**** RECORDS TO PROCESS ****

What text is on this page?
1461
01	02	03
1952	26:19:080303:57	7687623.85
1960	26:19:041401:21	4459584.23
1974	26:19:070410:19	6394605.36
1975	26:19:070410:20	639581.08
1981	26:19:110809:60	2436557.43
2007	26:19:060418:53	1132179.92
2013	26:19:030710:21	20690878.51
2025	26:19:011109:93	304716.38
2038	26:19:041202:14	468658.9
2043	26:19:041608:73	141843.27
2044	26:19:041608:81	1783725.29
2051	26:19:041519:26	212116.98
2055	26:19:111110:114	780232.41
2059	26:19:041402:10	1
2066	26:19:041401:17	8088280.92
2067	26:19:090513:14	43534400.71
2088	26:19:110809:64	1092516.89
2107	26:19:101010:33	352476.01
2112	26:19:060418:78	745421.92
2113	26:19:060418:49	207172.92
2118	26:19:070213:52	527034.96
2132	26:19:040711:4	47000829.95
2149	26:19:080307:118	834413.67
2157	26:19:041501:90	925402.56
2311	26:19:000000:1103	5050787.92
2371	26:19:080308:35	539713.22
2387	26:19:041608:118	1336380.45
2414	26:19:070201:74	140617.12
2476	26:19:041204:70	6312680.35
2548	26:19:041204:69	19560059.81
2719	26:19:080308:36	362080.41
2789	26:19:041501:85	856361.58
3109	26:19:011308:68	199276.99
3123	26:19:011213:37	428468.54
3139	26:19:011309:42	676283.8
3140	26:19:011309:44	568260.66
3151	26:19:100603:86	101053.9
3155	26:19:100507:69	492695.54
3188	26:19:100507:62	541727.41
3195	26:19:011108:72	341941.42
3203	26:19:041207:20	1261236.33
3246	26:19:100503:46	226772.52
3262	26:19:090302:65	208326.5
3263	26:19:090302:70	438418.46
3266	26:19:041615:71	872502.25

****

WORK REQUIRED>
Retype the material above, line by line, exactly.

RESPONSE BELOW>
What text is on this page?
1461
01	02	03
1952	26:19:080303:57	7687623.85
1960	26:19:041401:21	4459584.23
1974	26:19:070410:19	6394605.36
1975	26:19:070410:20	639581.08
1981	26:19:110809:60	2436557.43
2007	26:19:060418:53	1132179.92
2013	26:19:030710:21	20690878.51
2025	26:19:011109:93	304716.38
2038	26:19:041202:14	468658.9
2043	26:19:041608:73	141843.27
2044	26:19:041608:81	1783725.29
2051	26:19:041519:26	212116.98
2055	26:19:111110:114	780232.41
2059	26:19:041402:10	1
2066	26:19:041401:17	8088280.92
2067	26:19:090513:14	43534400.71
2088	26:19:110809:64	1092516.89
2107	26:19:101010:33	352476.01
2112	26:19:060418:78	745421.92
2113	26:19:060418:49	207172.92
2118	26:19:070213:52	527034.96
2132	26:19:040711:4	47000829.95
2149	26:19:080307:118	834413.67
2157	26:19:041501:90	925402.56
2311	26:19:000000:1103	5050787.92
2371	26:19:080308:35	539713.22
2387	26:19:041608:118	1336380.45
2414	26:19:070201:74	140617.12
2476	26:19:041204:70	6312680.35
2548	26:19:041204:69	19560059.81
2719	26:19:080308:36	362080.41
2789	26:19:041501:85	856361.58
3109	26:19:011308:68	199276.99
3123	26:19:011213:37	428468.54
3139	26:19:011309:42	676283.8
3140	26:19:011309:44	568260.66
3151	26:19:100603:86	101053.9
3155	26:19:100507:69	492695.54
3188	26:19:100507:62	541727.41
3195	26:19:011108:72	341941.42
3203	26:19:041207:20	1261236.33
3246	26:19:100503:46	226772.52
3262	26:19:090302:65	208326.5
3263	26:19:090302:70	438418.46
3266	26:19:041615:71	872502.25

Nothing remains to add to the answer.